Reproduce the rows below with every occurrence of "pin-bracket-icon" changed to "pin-bracket-marker" and all other text left unchanged. Omit the pictures from the answer.

>> Begin DATA RECORDS

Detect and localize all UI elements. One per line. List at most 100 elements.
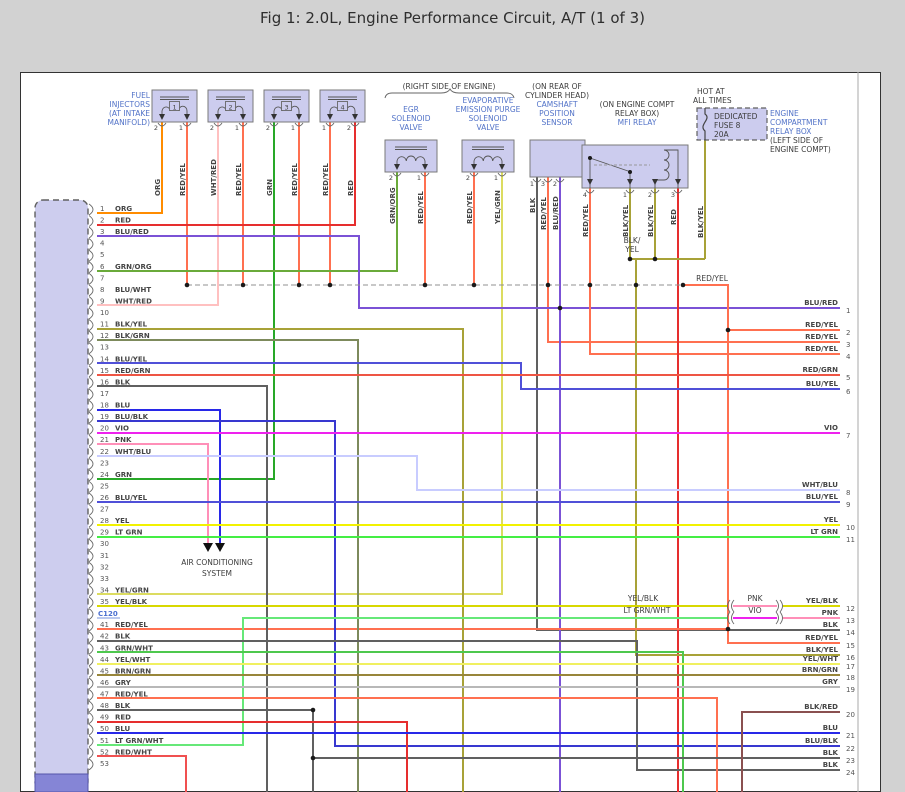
pin-row: 29 LT GRN — [88, 527, 143, 540]
diagram-text: EVAPORATIVE — [462, 96, 513, 105]
left-pin-list: 1 ORG 2 RED 3 BLU/RED 4 5 6 GRN/ORG 7 — [88, 203, 164, 771]
right-pin-number: 13 — [846, 617, 855, 625]
component-pin-number: 2 — [648, 191, 652, 199]
diagram-text: SOLENOID — [391, 114, 430, 123]
pin-number: 43 — [100, 644, 109, 652]
svg-text:BLK/YEL: BLK/YEL — [647, 204, 655, 237]
pin-bracket-icon — [88, 631, 94, 644]
pin-row: 8 BLU/WHT — [88, 284, 151, 297]
pin-row: 17 — [88, 388, 109, 401]
pin-bracket-icon — [88, 481, 94, 493]
wire-segment — [97, 455, 840, 491]
pin-bracket-icon — [88, 689, 94, 701]
rotated-label: RED/YEL — [582, 204, 590, 237]
pin-row: 31 — [88, 550, 109, 563]
rotated-label: BLK/YEL — [622, 204, 630, 237]
pin-wire-color-label: YEL/WHT — [114, 656, 150, 664]
pin-wire-color-label: RED — [115, 714, 131, 722]
pin-bracket-icon — [88, 469, 94, 482]
pin-row: 15 RED/GRN — [88, 365, 151, 378]
pin-wire-color-label: BLU — [115, 725, 131, 733]
pin-number: 24 — [100, 471, 109, 479]
pin-row: 22 WHT/BLU — [88, 446, 151, 459]
pin-bracket-icon — [88, 319, 94, 331]
pin-bracket-icon — [88, 272, 94, 285]
pin-bracket-icon — [88, 296, 94, 308]
c120-connector-link[interactable]: C120 — [97, 610, 120, 619]
component-pin-number: 1 — [530, 180, 534, 188]
pin-row: 32 — [88, 561, 109, 574]
diagram-text: FUEL — [131, 91, 151, 100]
svg-text:WHT/RED: WHT/RED — [210, 159, 218, 196]
pin-number: 32 — [100, 563, 109, 571]
fuse-element-icon — [702, 108, 708, 140]
right-pin-number: 14 — [846, 629, 855, 637]
right-wire-color-label: BLU/YEL — [806, 380, 839, 388]
right-pin-number: 16 — [846, 654, 855, 662]
pin-bracket-icon — [88, 538, 94, 551]
pin-bracket-icon — [88, 353, 94, 366]
wire-segment — [97, 409, 221, 543]
right-wire-color-label: RED/YEL — [805, 333, 838, 341]
pin-bracket-icon — [88, 504, 94, 516]
component-pin-number: 2 — [154, 124, 158, 132]
wire-segment — [97, 385, 268, 792]
pin-number: 4 — [100, 240, 105, 248]
wire-segment — [741, 711, 840, 792]
junction-dots — [184, 256, 731, 761]
pin-number: 12 — [100, 332, 109, 340]
right-pin-row: GRY 19 — [822, 678, 855, 694]
right-wire-color-label: VIO — [824, 424, 838, 432]
wire-segment — [97, 121, 275, 480]
component-pin-arcs — [157, 122, 683, 194]
right-pin-row: RED/YEL 2 — [805, 321, 850, 337]
rotated-label: RED/YEL — [322, 163, 330, 196]
pin-wire-color-label: BRN/GRN — [115, 667, 151, 675]
pin-number: 7 — [100, 274, 104, 282]
pin-number: 26 — [100, 494, 109, 502]
pin-wire-color-label: RED/YEL — [115, 691, 148, 699]
pin-number: 11 — [100, 321, 109, 329]
pin-row: 50 BLU — [88, 723, 131, 736]
pin-wire-color-label: WHT/RED — [115, 297, 152, 305]
pin-bracket-icon — [88, 642, 94, 655]
pin-row: 49 RED — [88, 712, 131, 725]
pin-bracket-icon — [88, 758, 94, 771]
pin-bracket-icon — [88, 666, 94, 678]
pin-bracket-icon — [88, 712, 94, 725]
pin-bracket-icon — [88, 215, 94, 227]
svg-text:BLK: BLK — [529, 197, 537, 213]
right-pin-row: BLK/YEL 16 — [806, 646, 856, 662]
diagram-text: SYSTEM — [202, 569, 232, 578]
right-wire-color-label: BLK/YEL — [806, 646, 839, 654]
pin-wire-color-label: RED/GRN — [115, 367, 151, 375]
diagram-text: POSITION — [539, 109, 575, 118]
pin-wire-color-label: BLU/BLK — [115, 413, 149, 421]
pin-row: 34 YEL/GRN — [88, 585, 149, 597]
right-pin-row: YEL/BLK 12 — [805, 597, 855, 613]
diagram-text: SENSOR — [542, 118, 573, 127]
diagram-text: AIR CONDITIONING — [181, 558, 253, 567]
pin-row: 4 — [88, 238, 105, 251]
pin-row: 19 BLU/BLK — [88, 411, 149, 424]
diagram-text: RED/YEL — [696, 274, 729, 283]
rotated-label: BLU/RED — [552, 196, 560, 230]
diagram-text: CYLINDER HEAD) — [525, 91, 589, 100]
pin-wire-color-label: BLK — [115, 633, 131, 641]
pin-number: 1 — [100, 205, 104, 213]
pin-number: 13 — [100, 344, 109, 352]
diagram-text: HOT AT — [697, 87, 725, 96]
component-pin-number: 2 — [266, 124, 270, 132]
diagram-text: (ON REAR OF — [532, 82, 582, 91]
pin-number: 50 — [100, 725, 109, 733]
pin-number: 5 — [100, 251, 104, 259]
right-pin-row: RED/YEL 3 — [805, 333, 850, 349]
right-wire-color-label: BLK — [823, 621, 839, 629]
pin-bracket-icon — [88, 342, 94, 355]
pin-wire-color-label: BLU/YEL — [115, 355, 148, 363]
right-pin-row: YEL 10 — [823, 516, 855, 532]
pin-row: 45 BRN/GRN — [88, 666, 151, 678]
pin-row: 16 BLK — [88, 377, 131, 389]
svg-text:C120: C120 — [98, 610, 118, 618]
svg-text:BLK/YEL: BLK/YEL — [697, 205, 705, 238]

>> End DATA RECORDS

> **RESULT FOR THIS TASK**:
Detect and localize all UI elements. One per line. List at most 100 elements.
pin-row: 29 LT GRN — [88, 527, 143, 540]
diagram-text: EVAPORATIVE — [462, 96, 513, 105]
left-pin-list: 1 ORG 2 RED 3 BLU/RED 4 5 6 GRN/ORG 7 — [88, 203, 164, 771]
right-pin-number: 13 — [846, 617, 855, 625]
component-pin-number: 2 — [648, 191, 652, 199]
diagram-text: SOLENOID — [391, 114, 430, 123]
pin-number: 43 — [100, 644, 109, 652]
svg-text:BLK/YEL: BLK/YEL — [647, 204, 655, 237]
pin-bracket-marker — [88, 631, 94, 644]
pin-row: 8 BLU/WHT — [88, 284, 151, 297]
pin-row: 17 — [88, 388, 109, 401]
pin-bracket-marker — [88, 481, 94, 493]
wire-segment — [97, 455, 840, 491]
pin-bracket-marker — [88, 689, 94, 701]
rotated-label: RED/YEL — [582, 204, 590, 237]
pin-row: 31 — [88, 550, 109, 563]
rotated-label: BLK/YEL — [622, 204, 630, 237]
pin-wire-color-label: YEL/WHT — [114, 656, 150, 664]
pin-wire-color-label: RED — [115, 714, 131, 722]
pin-bracket-marker — [88, 469, 94, 482]
pin-row: 15 RED/GRN — [88, 365, 151, 378]
pin-wire-color-label: BLU — [115, 725, 131, 733]
pin-number: 24 — [100, 471, 109, 479]
pin-row: 22 WHT/BLU — [88, 446, 151, 459]
pin-bracket-marker — [88, 319, 94, 331]
pin-bracket-marker — [88, 272, 94, 285]
pin-bracket-marker — [88, 296, 94, 308]
c120-connector-link[interactable]: C120 — [97, 610, 120, 619]
component-pin-number: 1 — [530, 180, 534, 188]
pin-row: 32 — [88, 561, 109, 574]
diagram-text: FUEL — [131, 91, 151, 100]
svg-text:WHT/RED: WHT/RED — [210, 159, 218, 196]
pin-number: 32 — [100, 563, 109, 571]
fuse-element-icon — [702, 108, 708, 140]
right-pin-number: 14 — [846, 629, 855, 637]
right-wire-color-label: BLU/YEL — [806, 380, 839, 388]
right-pin-number: 16 — [846, 654, 855, 662]
pin-bracket-marker — [88, 538, 94, 551]
pin-bracket-marker — [88, 353, 94, 366]
wire-segment — [97, 409, 221, 543]
right-wire-color-label: RED/YEL — [805, 333, 838, 341]
pin-bracket-marker — [88, 504, 94, 516]
component-pin-number: 2 — [154, 124, 158, 132]
wire-segment — [97, 385, 268, 792]
pin-number: 4 — [100, 240, 105, 248]
wire-segment — [741, 711, 840, 792]
junction-dots — [184, 256, 731, 761]
pin-number: 12 — [100, 332, 109, 340]
right-pin-row: GRY 19 — [822, 678, 855, 694]
right-wire-color-label: VIO — [824, 424, 838, 432]
wire-segment — [97, 121, 275, 480]
component-pin-arcs — [157, 122, 683, 194]
right-pin-row: RED/YEL 2 — [805, 321, 850, 337]
rotated-label: RED/YEL — [322, 163, 330, 196]
pin-wire-color-label: BRN/GRN — [115, 667, 151, 675]
pin-number: 7 — [100, 274, 104, 282]
pin-number: 26 — [100, 494, 109, 502]
pin-wire-color-label: RED/YEL — [115, 691, 148, 699]
pin-number: 11 — [100, 321, 109, 329]
pin-row: 50 BLU — [88, 723, 131, 736]
pin-wire-color-label: WHT/RED — [115, 297, 152, 305]
pin-bracket-marker — [88, 642, 94, 655]
pin-row: 49 RED — [88, 712, 131, 725]
pin-bracket-marker — [88, 758, 94, 771]
pin-bracket-marker — [88, 666, 94, 678]
pin-bracket-marker — [88, 712, 94, 725]
pin-bracket-marker — [88, 215, 94, 227]
svg-text:BLK: BLK — [529, 197, 537, 213]
right-pin-row: BLK/YEL 16 — [806, 646, 856, 662]
diagram-text: SYSTEM — [202, 569, 232, 578]
right-wire-color-label: BLK/YEL — [806, 646, 839, 654]
pin-wire-color-label: RED/GRN — [115, 367, 151, 375]
diagram-text: POSITION — [539, 109, 575, 118]
pin-wire-color-label: BLU/BLK — [115, 413, 149, 421]
pin-row: 34 YEL/GRN — [88, 585, 149, 597]
right-pin-row: YEL/BLK 12 — [805, 597, 855, 613]
diagram-text: SENSOR — [542, 118, 573, 127]
diagram-text: AIR CONDITIONING — [181, 558, 253, 567]
pin-row: 4 — [88, 238, 105, 251]
pin-row: 19 BLU/BLK — [88, 411, 149, 424]
diagram-text: RED/YEL — [696, 274, 729, 283]
rotated-label: BLU/RED — [552, 196, 560, 230]
diagram-text: CYLINDER HEAD) — [525, 91, 589, 100]
pin-wire-color-label: BLK — [115, 633, 131, 641]
pin-number: 1 — [100, 205, 104, 213]
pin-number: 13 — [100, 344, 109, 352]
diagram-text: HOT AT — [697, 87, 725, 96]
component-pin-number: 2 — [266, 124, 270, 132]
diagram-text: (ON REAR OF — [532, 82, 582, 91]
pin-number: 50 — [100, 725, 109, 733]
pin-number: 5 — [100, 251, 104, 259]
right-pin-row: RED/YEL 3 — [805, 333, 850, 349]
right-wire-color-label: BLK — [823, 621, 839, 629]
pin-bracket-marker — [88, 342, 94, 355]
pin-wire-color-label: BLU/YEL — [115, 355, 148, 363]
right-pin-row: YEL 10 — [823, 516, 855, 532]
pin-row: 45 BRN/GRN — [88, 666, 151, 678]
pin-row: 16 BLK — [88, 377, 131, 389]
svg-text:C120: C120 — [98, 610, 118, 618]
svg-text:BLK/YEL: BLK/YEL — [697, 205, 705, 238]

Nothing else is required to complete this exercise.